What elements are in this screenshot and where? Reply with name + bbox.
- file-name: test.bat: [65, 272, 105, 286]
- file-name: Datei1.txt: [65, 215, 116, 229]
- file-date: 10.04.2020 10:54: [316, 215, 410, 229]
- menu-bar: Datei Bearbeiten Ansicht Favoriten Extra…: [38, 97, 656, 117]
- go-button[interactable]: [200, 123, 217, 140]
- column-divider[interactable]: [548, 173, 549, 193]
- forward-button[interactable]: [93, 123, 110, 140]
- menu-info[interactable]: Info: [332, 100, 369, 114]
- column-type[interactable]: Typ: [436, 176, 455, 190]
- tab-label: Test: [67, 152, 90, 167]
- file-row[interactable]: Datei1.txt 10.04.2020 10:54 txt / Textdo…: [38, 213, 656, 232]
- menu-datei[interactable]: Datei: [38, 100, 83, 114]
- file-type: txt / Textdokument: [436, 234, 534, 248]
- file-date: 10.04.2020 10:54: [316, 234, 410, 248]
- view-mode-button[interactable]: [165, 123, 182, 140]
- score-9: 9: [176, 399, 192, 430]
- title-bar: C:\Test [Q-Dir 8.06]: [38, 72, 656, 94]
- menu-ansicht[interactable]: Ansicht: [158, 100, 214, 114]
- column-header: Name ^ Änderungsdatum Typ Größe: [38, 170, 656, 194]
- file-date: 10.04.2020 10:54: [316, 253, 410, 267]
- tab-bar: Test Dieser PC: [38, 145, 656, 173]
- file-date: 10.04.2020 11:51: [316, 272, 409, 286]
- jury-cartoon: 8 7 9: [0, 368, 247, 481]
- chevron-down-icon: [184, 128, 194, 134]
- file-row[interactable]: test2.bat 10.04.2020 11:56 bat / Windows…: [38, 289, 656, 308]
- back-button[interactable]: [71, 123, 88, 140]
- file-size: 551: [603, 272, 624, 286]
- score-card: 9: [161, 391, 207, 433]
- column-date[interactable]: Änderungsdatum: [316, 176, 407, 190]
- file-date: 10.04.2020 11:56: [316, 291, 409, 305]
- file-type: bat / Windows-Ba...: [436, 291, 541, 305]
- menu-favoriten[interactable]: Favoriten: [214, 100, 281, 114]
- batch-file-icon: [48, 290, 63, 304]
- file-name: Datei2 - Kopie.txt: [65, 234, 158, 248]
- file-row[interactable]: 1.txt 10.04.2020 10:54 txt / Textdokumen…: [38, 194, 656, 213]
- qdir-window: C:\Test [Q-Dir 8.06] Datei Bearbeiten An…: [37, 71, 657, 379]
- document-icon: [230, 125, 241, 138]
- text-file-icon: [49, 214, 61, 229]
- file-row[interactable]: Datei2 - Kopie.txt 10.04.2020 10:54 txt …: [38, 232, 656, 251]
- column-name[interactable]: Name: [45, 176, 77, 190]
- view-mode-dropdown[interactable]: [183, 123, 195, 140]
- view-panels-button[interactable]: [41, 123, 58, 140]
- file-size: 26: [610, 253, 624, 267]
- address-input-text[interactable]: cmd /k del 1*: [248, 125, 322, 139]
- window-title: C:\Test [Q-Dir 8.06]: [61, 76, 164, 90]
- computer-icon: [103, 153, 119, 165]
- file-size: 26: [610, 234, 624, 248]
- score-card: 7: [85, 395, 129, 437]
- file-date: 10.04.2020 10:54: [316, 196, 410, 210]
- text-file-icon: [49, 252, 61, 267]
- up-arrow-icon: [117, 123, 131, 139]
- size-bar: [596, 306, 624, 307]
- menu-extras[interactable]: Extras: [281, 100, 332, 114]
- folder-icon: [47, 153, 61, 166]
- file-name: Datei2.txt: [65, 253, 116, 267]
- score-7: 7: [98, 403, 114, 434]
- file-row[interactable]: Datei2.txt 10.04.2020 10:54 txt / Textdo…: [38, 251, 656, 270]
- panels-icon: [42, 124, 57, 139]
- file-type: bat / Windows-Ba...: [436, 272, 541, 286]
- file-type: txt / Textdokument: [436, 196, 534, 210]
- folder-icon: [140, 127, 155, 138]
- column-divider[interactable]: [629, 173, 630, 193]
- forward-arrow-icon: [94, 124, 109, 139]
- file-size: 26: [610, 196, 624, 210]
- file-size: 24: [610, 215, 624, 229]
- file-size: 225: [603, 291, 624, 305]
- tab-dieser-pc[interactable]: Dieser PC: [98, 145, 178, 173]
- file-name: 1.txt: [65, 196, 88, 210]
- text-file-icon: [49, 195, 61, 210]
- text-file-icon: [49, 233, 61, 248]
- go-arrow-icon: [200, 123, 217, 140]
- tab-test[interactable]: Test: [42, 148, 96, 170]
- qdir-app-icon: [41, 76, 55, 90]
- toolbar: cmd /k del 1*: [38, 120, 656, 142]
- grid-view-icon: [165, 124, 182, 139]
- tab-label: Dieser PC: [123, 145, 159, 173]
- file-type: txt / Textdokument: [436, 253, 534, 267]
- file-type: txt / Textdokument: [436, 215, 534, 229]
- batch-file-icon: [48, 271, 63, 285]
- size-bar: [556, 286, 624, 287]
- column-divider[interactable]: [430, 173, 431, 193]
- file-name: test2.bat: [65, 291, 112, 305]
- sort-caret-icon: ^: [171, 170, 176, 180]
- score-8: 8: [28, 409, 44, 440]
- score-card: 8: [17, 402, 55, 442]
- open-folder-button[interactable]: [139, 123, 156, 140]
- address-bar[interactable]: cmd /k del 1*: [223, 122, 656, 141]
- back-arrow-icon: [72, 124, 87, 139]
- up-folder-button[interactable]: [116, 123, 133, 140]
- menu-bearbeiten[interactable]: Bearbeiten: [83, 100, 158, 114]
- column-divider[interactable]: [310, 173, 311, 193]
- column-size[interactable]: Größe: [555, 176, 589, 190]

════════════════════

* **OBJETIVO DEL EJERCICIO**: Cambia "file-date" por "modified-date" en todo el listado y reprodúcelo sin ninguna otra modificación.

* **TAREA RESUELTA**:
What elements are in this screenshot and where? Reply with name + bbox.
- file-name: test.bat: [65, 272, 105, 286]
- file-name: Datei1.txt: [65, 215, 116, 229]
- modified-date: 10.04.2020 10:54: [316, 215, 410, 229]
- menu-bar: Datei Bearbeiten Ansicht Favoriten Extra…: [38, 97, 656, 117]
- go-button[interactable]: [200, 123, 217, 140]
- column-divider[interactable]: [548, 173, 549, 193]
- forward-button[interactable]: [93, 123, 110, 140]
- menu-info[interactable]: Info: [332, 100, 369, 114]
- column-type[interactable]: Typ: [436, 176, 455, 190]
- tab-label: Test: [67, 152, 90, 167]
- file-row[interactable]: Datei1.txt 10.04.2020 10:54 txt / Textdo…: [38, 213, 656, 232]
- menu-datei[interactable]: Datei: [38, 100, 83, 114]
- file-type: txt / Textdokument: [436, 234, 534, 248]
- modified-date: 10.04.2020 10:54: [316, 234, 410, 248]
- view-mode-button[interactable]: [165, 123, 182, 140]
- score-9: 9: [176, 399, 192, 430]
- title-bar: C:\Test [Q-Dir 8.06]: [38, 72, 656, 94]
- menu-ansicht[interactable]: Ansicht: [158, 100, 214, 114]
- column-header: Name ^ Änderungsdatum Typ Größe: [38, 170, 656, 194]
- modified-date: 10.04.2020 10:54: [316, 253, 410, 267]
- tab-bar: Test Dieser PC: [38, 145, 656, 173]
- modified-date: 10.04.2020 11:51: [316, 272, 409, 286]
- jury-cartoon: 8 7 9: [0, 368, 247, 481]
- chevron-down-icon: [184, 128, 194, 134]
- file-row[interactable]: test2.bat 10.04.2020 11:56 bat / Windows…: [38, 289, 656, 308]
- back-button[interactable]: [71, 123, 88, 140]
- file-size: 551: [603, 272, 624, 286]
- score-card: 9: [161, 391, 207, 433]
- column-date[interactable]: Änderungsdatum: [316, 176, 407, 190]
- modified-date: 10.04.2020 11:56: [316, 291, 409, 305]
- file-type: bat / Windows-Ba...: [436, 291, 541, 305]
- menu-favoriten[interactable]: Favoriten: [214, 100, 281, 114]
- batch-file-icon: [48, 290, 63, 304]
- file-name: Datei2 - Kopie.txt: [65, 234, 158, 248]
- file-row[interactable]: 1.txt 10.04.2020 10:54 txt / Textdokumen…: [38, 194, 656, 213]
- qdir-window: C:\Test [Q-Dir 8.06] Datei Bearbeiten An…: [37, 71, 657, 379]
- document-icon: [230, 125, 241, 138]
- text-file-icon: [49, 214, 61, 229]
- file-row[interactable]: Datei2 - Kopie.txt 10.04.2020 10:54 txt …: [38, 232, 656, 251]
- column-name[interactable]: Name: [45, 176, 77, 190]
- view-mode-dropdown[interactable]: [183, 123, 195, 140]
- view-panels-button[interactable]: [41, 123, 58, 140]
- file-size: 26: [610, 253, 624, 267]
- address-input-text[interactable]: cmd /k del 1*: [248, 125, 322, 139]
- window-title: C:\Test [Q-Dir 8.06]: [61, 76, 164, 90]
- computer-icon: [103, 153, 119, 165]
- file-size: 26: [610, 234, 624, 248]
- score-card: 7: [85, 395, 129, 437]
- modified-date: 10.04.2020 10:54: [316, 196, 410, 210]
- text-file-icon: [49, 252, 61, 267]
- up-arrow-icon: [117, 123, 131, 139]
- size-bar: [596, 306, 624, 307]
- menu-extras[interactable]: Extras: [281, 100, 332, 114]
- folder-icon: [47, 153, 61, 166]
- file-name: Datei2.txt: [65, 253, 116, 267]
- score-7: 7: [98, 403, 114, 434]
- file-row[interactable]: Datei2.txt 10.04.2020 10:54 txt / Textdo…: [38, 251, 656, 270]
- panels-icon: [42, 124, 57, 139]
- file-type: bat / Windows-Ba...: [436, 272, 541, 286]
- file-type: txt / Textdokument: [436, 196, 534, 210]
- folder-icon: [140, 127, 155, 138]
- column-divider[interactable]: [629, 173, 630, 193]
- forward-arrow-icon: [94, 124, 109, 139]
- file-size: 26: [610, 196, 624, 210]
- file-size: 24: [610, 215, 624, 229]
- file-size: 225: [603, 291, 624, 305]
- tab-dieser-pc[interactable]: Dieser PC: [98, 145, 178, 173]
- file-name: 1.txt: [65, 196, 88, 210]
- text-file-icon: [49, 195, 61, 210]
- text-file-icon: [49, 233, 61, 248]
- go-arrow-icon: [200, 123, 217, 140]
- tab-test[interactable]: Test: [42, 148, 96, 170]
- qdir-app-icon: [41, 76, 55, 90]
- toolbar: cmd /k del 1*: [38, 120, 656, 142]
- grid-view-icon: [165, 124, 182, 139]
- tab-label: Dieser PC: [123, 145, 159, 173]
- file-type: txt / Textdokument: [436, 253, 534, 267]
- file-type: txt / Textdokument: [436, 215, 534, 229]
- batch-file-icon: [48, 271, 63, 285]
- size-bar: [556, 286, 624, 287]
- column-divider[interactable]: [430, 173, 431, 193]
- file-name: test2.bat: [65, 291, 112, 305]
- sort-caret-icon: ^: [171, 170, 176, 180]
- score-8: 8: [28, 409, 44, 440]
- score-card: 8: [17, 402, 55, 442]
- open-folder-button[interactable]: [139, 123, 156, 140]
- address-bar[interactable]: cmd /k del 1*: [223, 122, 656, 141]
- back-arrow-icon: [72, 124, 87, 139]
- up-folder-button[interactable]: [116, 123, 133, 140]
- menu-bearbeiten[interactable]: Bearbeiten: [83, 100, 158, 114]
- column-divider[interactable]: [310, 173, 311, 193]
- column-size[interactable]: Größe: [555, 176, 589, 190]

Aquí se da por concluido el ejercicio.